▶ [Problem statement]:
Using the data beneath, show every line that includes the word "Zakwaterowanie".

▶ [Recorded information]:
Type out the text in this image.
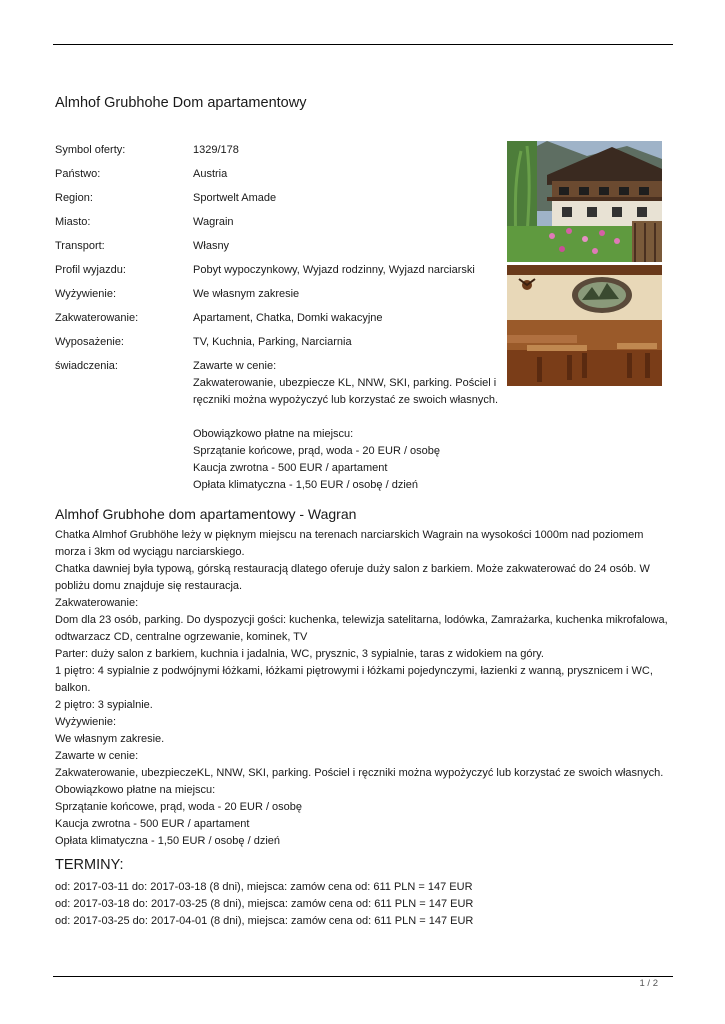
Almhof Grubhohe Dom apartamentowy
Symbol oferty:	1329/178
Państwo:	Austria
Region:	Sportwelt Amade
Miasto:	Wagrain
Transport:	Własny
Profil wyjazdu:	Pobyt wypoczynkowy, Wyjazd rodzinny, Wyjazd narciarski
Wyżywienie:	We własnym zakresie
Zakwaterowanie:	Apartament, Chatka, Domki wakacyjne
Wyposażenie:	TV, Kuchnia, Parking, Narciarnia
świadczenia:	Zawarte w cenie:
Zakwaterowanie, ubezpiecze KL, NNW, SKI, parking. Pościel i
ręczniki można wypożyczyć lub korzystać ze swoich własnych.
Obowiązkowo płatne na miejscu:
Sprzątanie końcowe, prąd, woda - 20 EUR / osobę
Kaucja zwrotna - 500 EUR / apartament
Opłata klimatyczna - 1,50 EUR / osobę / dzień
Almhof Grubhohe dom apartamentowy - Wagran
Chatka Almhof Grubhöhe leży w pięknym miejscu na terenach narciarskich Wagrain na wysokości 1000m nad poziomem morza i 3km od wyciągu narciarskiego.
Chatka dawniej była typową, górską restauracją dlatego oferuje duży salon z barkiem. Może zakwaterować do 24 osób. W pobliżu domu znajduje się restauracja.
Zakwaterowanie:
Dom dla 23 osób, parking. Do dyspozycji gości: kuchenka, telewizja satelitarna, lodówka, Zamrażarka, kuchenka mikrofalowa, odtwarzacz CD, centralne ogrzewanie, kominek, TV
Parter: duży salon z barkiem, kuchnia i jadalnia, WC, prysznic, 3 sypialnie, taras z widokiem na góry.
1 piętro: 4 sypialnie z podwójnymi łóżkami, łóżkami piętrowymi i łóżkami pojedynczymi, łazienki z wanną, prysznicem i WC, balkon.
2 piętro: 3 sypialnie.
Wyżywienie:
We własnym zakresie.
Zawarte w cenie:
Zakwaterowanie, ubezpieczeKL, NNW, SKI, parking. Pościel i ręczniki można wypożyczyć lub korzystać ze swoich własnych.
Obowiązkowo płatne na miejscu:
Sprzątanie końcowe, prąd, woda - 20 EUR / osobę
Kaucja zwrotna - 500 EUR / apartament
Opłata klimatyczna - 1,50 EUR / osobę / dzień
TERMINY:
od: 2017-03-11 do: 2017-03-18 (8 dni), miejsca: zamów cena od: 611 PLN = 147 EUR
od: 2017-03-18 do: 2017-03-25 (8 dni), miejsca: zamów cena od: 611 PLN = 147 EUR
od: 2017-03-25 do: 2017-04-01 (8 dni), miejsca: zamów cena od: 611 PLN = 147 EUR
1 / 2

▶ [Finished exercise]:
Zakwaterowanie:	Apartament, Chatka, Domki wakacyjne
Zakwaterowanie, ubezpiecze KL, NNW, SKI, parking. Pościel i
Zakwaterowanie:
Zakwaterowanie, ubezpieczeKL, NNW, SKI, parking. Pościel i ręczniki można wypożyczyć lub korzystać ze swoich własnych.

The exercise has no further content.